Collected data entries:

>>

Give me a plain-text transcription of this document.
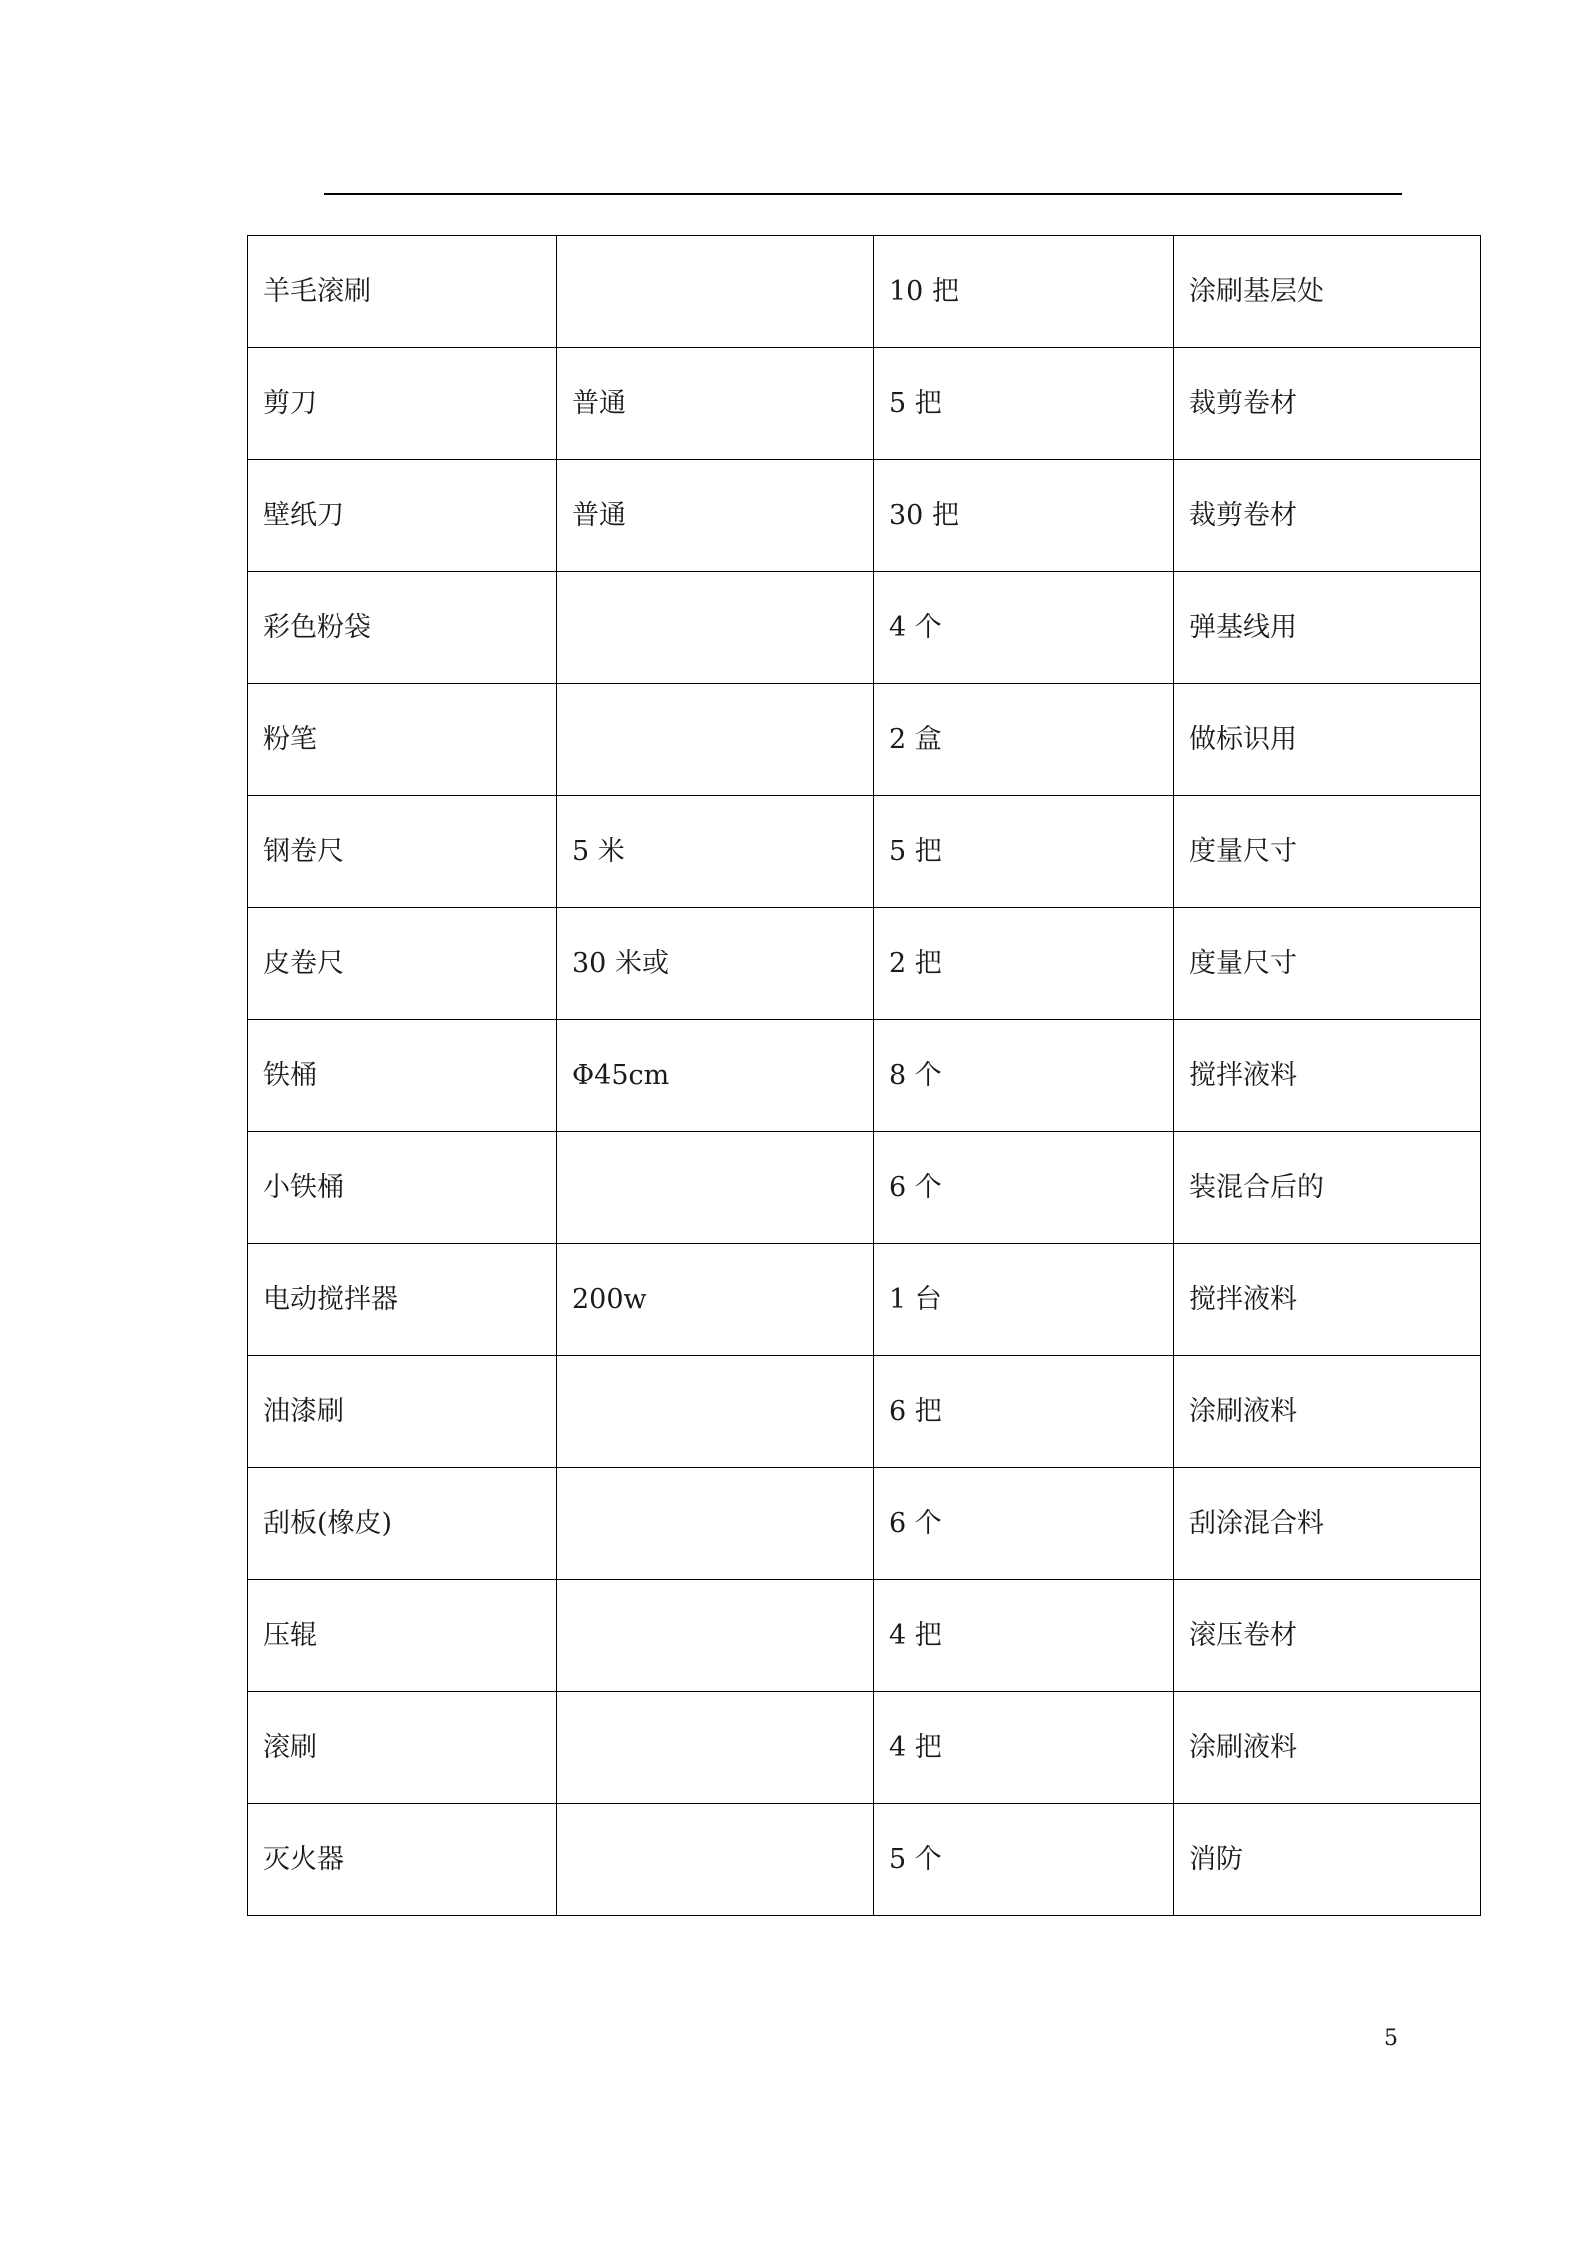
羊毛滚刷		10 把	涂刷基层处
剪刀	普通	5 把	裁剪卷材
壁纸刀	普通	30 把	裁剪卷材
彩色粉袋		4 个	弹基线用
粉笔		2 盒	做标识用
钢卷尺	5 米	5 把	度量尺寸
皮卷尺	30 米或	2 把	度量尺寸
铁桶	Φ45cm	8 个	搅拌液料
小铁桶		6 个	装混合后的
电动搅拌器	200w	1 台	搅拌液料
油漆刷		6 把	涂刷液料
刮板(橡皮)		6 个	刮涂混合料
压辊		4 把	滚压卷材
滚刷		4 把	涂刷液料
灭火器		5 个	消防
5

<<

Output a faithful copy of the data, with each picture left out.

→ Finished exercise:
Give me a plain-text transcription of this document.
羊毛滚刷		10 把	涂刷基层处
剪刀	普通	5 把	裁剪卷材
壁纸刀	普通	30 把	裁剪卷材
彩色粉袋		4 个	弹基线用
粉笔		2 盒	做标识用
钢卷尺	5 米	5 把	度量尺寸
皮卷尺	30 米或	2 把	度量尺寸
铁桶	Φ45cm	8 个	搅拌液料
小铁桶		6 个	装混合后的
电动搅拌器	200w	1 台	搅拌液料
油漆刷		6 把	涂刷液料
刮板(橡皮)		6 个	刮涂混合料
压辊		4 把	滚压卷材
滚刷		4 把	涂刷液料
灭火器		5 个	消防
5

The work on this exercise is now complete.